*Task objective:* Would you transcribe the whole listing exactly, minus its pictures?

*Given records:*

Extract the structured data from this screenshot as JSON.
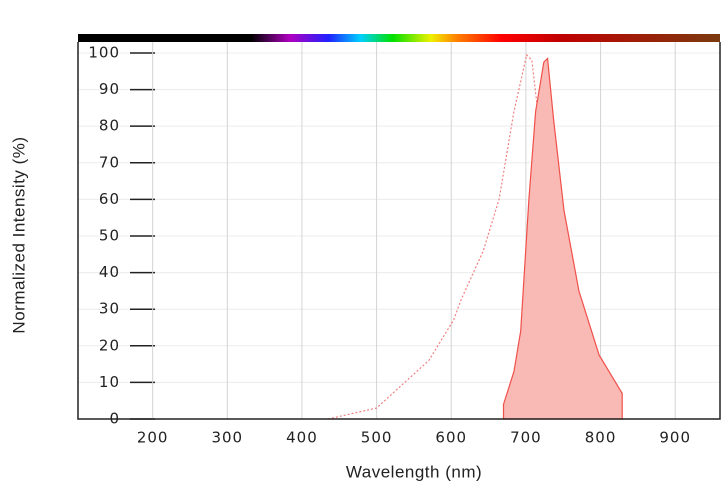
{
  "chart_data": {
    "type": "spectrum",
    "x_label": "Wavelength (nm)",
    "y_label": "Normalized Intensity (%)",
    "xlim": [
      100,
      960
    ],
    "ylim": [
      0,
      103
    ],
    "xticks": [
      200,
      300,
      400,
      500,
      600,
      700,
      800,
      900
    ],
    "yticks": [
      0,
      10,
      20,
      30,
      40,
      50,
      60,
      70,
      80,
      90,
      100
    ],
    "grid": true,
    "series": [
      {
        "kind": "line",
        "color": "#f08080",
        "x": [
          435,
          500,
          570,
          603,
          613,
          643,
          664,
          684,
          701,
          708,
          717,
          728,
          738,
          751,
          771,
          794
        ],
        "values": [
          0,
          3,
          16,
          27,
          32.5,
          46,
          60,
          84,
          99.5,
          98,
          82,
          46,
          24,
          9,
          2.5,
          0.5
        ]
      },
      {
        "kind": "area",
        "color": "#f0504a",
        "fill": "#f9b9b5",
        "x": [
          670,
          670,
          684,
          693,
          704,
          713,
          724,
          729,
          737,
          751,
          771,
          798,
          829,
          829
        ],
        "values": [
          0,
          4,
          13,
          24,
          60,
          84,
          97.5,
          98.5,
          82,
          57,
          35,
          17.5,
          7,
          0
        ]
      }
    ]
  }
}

*Answer below:*
Extract the structured data from this screenshot as JSON.
{
  "chart_data": {
    "type": "spectrum",
    "x_label": "Wavelength (nm)",
    "y_label": "Normalized Intensity (%)",
    "xlim": [
      100,
      960
    ],
    "ylim": [
      0,
      103
    ],
    "xticks": [
      200,
      300,
      400,
      500,
      600,
      700,
      800,
      900
    ],
    "yticks": [
      0,
      10,
      20,
      30,
      40,
      50,
      60,
      70,
      80,
      90,
      100
    ],
    "grid": true,
    "series": [
      {
        "kind": "line",
        "color": "#f08080",
        "x": [
          435,
          500,
          570,
          603,
          613,
          643,
          664,
          684,
          701,
          708,
          717,
          728,
          738,
          751,
          771,
          794
        ],
        "values": [
          0,
          3,
          16,
          27,
          32.5,
          46,
          60,
          84,
          99.5,
          98,
          82,
          46,
          24,
          9,
          2.5,
          0.5
        ]
      },
      {
        "kind": "area",
        "color": "#f0504a",
        "fill": "#f9b9b5",
        "x": [
          670,
          670,
          684,
          693,
          704,
          713,
          724,
          729,
          737,
          751,
          771,
          798,
          829,
          829
        ],
        "values": [
          0,
          4,
          13,
          24,
          60,
          84,
          97.5,
          98.5,
          82,
          57,
          35,
          17.5,
          7,
          0
        ]
      }
    ]
  }
}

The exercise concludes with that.